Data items
┌──

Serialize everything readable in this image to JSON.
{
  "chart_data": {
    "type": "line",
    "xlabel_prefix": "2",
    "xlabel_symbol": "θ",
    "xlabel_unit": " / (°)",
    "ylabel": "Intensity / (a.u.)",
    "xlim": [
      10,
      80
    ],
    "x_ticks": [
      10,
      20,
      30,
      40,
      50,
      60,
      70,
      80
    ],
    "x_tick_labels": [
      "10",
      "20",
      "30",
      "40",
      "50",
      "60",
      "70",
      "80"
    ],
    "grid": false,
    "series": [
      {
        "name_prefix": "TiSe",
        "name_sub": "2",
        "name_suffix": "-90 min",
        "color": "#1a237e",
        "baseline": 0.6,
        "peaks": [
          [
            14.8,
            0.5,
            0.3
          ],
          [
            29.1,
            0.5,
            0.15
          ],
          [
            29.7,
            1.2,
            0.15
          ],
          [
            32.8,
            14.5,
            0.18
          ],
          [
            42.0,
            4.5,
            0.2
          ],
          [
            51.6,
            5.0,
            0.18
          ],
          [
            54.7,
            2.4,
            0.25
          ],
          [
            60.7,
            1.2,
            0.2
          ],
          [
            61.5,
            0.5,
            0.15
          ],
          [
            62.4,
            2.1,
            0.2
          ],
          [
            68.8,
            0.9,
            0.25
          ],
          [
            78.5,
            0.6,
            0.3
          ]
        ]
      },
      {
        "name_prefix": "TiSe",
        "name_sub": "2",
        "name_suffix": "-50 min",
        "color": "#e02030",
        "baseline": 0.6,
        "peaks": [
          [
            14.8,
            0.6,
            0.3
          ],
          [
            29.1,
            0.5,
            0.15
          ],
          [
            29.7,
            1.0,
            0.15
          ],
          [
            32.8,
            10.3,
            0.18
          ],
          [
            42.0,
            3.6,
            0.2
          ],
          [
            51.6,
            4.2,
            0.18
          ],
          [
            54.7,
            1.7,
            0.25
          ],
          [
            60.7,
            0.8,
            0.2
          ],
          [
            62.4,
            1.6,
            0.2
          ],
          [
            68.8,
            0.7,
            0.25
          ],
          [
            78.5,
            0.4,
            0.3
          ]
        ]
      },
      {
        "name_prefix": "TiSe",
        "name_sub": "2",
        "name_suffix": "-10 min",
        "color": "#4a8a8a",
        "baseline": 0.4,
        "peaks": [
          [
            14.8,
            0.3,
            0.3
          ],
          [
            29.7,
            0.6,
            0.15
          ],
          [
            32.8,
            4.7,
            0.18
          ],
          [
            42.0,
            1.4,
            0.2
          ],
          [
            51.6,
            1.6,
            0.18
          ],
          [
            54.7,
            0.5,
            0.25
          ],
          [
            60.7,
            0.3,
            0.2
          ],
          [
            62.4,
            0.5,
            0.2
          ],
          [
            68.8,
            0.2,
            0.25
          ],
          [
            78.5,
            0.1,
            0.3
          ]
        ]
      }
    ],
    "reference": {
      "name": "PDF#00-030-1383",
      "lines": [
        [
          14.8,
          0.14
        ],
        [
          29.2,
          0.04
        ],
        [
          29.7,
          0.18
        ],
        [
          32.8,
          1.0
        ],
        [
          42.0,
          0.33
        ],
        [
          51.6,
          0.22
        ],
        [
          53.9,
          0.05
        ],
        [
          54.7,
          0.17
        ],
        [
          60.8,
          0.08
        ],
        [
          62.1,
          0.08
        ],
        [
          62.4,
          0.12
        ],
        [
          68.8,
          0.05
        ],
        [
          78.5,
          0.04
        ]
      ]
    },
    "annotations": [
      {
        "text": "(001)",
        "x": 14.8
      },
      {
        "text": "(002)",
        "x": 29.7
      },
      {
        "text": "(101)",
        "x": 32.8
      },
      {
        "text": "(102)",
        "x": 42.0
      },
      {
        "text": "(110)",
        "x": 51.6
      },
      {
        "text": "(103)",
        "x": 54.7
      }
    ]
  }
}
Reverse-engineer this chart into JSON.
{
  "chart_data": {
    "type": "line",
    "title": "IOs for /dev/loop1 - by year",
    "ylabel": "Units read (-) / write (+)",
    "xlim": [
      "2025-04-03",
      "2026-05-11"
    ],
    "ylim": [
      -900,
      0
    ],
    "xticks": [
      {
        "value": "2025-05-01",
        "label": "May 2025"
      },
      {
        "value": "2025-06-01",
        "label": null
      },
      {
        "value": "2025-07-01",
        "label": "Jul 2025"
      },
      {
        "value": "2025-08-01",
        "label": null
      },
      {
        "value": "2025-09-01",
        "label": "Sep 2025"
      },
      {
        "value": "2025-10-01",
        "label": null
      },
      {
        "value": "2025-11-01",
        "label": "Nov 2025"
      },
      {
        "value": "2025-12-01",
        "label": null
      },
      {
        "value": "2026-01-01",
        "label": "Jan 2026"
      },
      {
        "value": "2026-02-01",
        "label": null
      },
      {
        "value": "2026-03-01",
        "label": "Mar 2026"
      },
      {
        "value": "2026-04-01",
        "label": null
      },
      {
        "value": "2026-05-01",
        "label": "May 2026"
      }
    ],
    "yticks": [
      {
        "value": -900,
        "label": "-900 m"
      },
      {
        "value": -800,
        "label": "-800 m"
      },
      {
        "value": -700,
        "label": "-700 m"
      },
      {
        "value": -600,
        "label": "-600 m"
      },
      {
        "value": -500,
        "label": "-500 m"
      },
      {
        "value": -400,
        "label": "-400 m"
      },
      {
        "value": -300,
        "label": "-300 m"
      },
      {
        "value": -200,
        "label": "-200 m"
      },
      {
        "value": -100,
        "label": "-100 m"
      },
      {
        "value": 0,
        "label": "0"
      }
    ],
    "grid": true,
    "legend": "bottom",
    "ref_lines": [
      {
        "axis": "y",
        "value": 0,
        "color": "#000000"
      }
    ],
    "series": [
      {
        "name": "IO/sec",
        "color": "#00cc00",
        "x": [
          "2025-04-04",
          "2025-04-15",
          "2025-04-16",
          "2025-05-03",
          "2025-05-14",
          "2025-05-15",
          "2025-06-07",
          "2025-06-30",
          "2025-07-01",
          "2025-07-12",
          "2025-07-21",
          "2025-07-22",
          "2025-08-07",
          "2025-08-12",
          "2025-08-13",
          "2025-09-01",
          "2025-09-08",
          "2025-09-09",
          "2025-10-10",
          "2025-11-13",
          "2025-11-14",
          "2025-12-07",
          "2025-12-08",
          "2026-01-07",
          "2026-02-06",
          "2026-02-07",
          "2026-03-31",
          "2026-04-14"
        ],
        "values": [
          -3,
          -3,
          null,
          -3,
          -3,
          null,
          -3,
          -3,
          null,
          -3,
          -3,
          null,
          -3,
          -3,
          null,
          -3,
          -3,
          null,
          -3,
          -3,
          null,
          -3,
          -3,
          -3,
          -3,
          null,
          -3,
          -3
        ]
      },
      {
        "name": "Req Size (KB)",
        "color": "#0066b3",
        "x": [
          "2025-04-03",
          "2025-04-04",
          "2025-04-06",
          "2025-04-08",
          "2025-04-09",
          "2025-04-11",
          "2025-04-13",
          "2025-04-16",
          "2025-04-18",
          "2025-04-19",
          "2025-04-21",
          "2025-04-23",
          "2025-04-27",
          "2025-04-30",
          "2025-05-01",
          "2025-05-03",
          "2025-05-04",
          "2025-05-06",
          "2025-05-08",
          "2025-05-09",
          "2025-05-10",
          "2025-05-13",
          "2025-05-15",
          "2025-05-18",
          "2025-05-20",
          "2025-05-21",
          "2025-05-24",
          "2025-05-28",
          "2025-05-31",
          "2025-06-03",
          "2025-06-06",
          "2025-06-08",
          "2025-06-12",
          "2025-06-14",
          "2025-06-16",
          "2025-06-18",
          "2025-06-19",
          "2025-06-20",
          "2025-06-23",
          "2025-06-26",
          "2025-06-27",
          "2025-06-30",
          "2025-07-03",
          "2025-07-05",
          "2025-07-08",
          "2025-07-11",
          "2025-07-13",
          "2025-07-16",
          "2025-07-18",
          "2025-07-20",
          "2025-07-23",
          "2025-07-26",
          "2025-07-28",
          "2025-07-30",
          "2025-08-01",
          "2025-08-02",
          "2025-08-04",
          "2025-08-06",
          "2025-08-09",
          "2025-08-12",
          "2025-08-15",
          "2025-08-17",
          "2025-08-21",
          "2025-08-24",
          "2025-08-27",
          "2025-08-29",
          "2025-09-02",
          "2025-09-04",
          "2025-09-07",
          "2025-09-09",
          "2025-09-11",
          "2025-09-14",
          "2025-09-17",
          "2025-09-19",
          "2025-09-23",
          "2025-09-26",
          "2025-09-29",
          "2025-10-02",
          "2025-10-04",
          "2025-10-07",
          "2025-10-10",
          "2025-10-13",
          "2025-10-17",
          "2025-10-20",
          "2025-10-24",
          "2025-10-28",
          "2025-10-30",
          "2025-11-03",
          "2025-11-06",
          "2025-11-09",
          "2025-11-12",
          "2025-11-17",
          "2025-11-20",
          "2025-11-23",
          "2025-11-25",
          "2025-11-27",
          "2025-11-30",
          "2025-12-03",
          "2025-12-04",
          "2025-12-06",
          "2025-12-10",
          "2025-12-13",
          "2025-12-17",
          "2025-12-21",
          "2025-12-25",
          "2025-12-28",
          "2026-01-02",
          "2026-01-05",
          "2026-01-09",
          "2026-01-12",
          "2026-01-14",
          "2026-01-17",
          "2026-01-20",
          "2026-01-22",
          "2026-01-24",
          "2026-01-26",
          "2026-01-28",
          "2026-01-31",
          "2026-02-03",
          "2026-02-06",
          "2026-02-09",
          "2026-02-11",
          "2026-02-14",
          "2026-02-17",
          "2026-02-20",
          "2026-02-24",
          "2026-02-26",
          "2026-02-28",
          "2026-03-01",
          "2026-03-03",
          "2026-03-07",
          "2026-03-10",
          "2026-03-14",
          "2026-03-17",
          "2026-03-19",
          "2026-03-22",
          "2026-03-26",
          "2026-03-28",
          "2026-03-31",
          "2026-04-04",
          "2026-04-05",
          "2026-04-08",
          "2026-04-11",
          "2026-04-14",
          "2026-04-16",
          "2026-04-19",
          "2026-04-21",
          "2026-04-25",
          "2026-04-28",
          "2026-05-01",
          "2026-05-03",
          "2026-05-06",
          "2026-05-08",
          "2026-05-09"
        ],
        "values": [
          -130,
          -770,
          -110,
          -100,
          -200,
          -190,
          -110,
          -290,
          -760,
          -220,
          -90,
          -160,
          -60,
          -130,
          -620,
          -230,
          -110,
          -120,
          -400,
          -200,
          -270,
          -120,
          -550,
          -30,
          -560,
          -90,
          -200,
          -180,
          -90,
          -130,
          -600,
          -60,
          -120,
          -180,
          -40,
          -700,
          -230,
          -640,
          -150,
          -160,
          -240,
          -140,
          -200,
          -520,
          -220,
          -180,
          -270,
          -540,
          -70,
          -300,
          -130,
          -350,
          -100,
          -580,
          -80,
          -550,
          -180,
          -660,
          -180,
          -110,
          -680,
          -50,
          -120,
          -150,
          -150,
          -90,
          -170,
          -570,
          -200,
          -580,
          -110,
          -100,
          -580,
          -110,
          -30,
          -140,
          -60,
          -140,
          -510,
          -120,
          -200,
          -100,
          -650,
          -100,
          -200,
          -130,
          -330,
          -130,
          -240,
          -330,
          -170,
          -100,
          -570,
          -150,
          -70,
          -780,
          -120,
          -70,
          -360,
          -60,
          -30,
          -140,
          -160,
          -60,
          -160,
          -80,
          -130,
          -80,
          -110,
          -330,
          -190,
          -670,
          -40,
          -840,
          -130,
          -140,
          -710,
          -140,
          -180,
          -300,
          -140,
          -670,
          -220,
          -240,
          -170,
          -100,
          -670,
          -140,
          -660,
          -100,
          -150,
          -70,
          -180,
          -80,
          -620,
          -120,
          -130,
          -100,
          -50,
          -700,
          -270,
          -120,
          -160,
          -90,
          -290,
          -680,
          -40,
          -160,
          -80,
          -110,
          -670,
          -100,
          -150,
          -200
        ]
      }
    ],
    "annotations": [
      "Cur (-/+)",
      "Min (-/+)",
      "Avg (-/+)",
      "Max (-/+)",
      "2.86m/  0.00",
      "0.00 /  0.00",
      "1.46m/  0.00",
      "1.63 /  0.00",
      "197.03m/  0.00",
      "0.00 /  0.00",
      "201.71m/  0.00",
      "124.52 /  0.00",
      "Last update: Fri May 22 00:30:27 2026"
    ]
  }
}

└──

### STATED PROBLEM
Working from the listing above, pick out every line that has "ylabel" and copy it.

### RESPONSE TO THIS TASK
    "ylabel": "Intensity / (a.u.)",
    "ylabel": "Units read (-) / write (+)",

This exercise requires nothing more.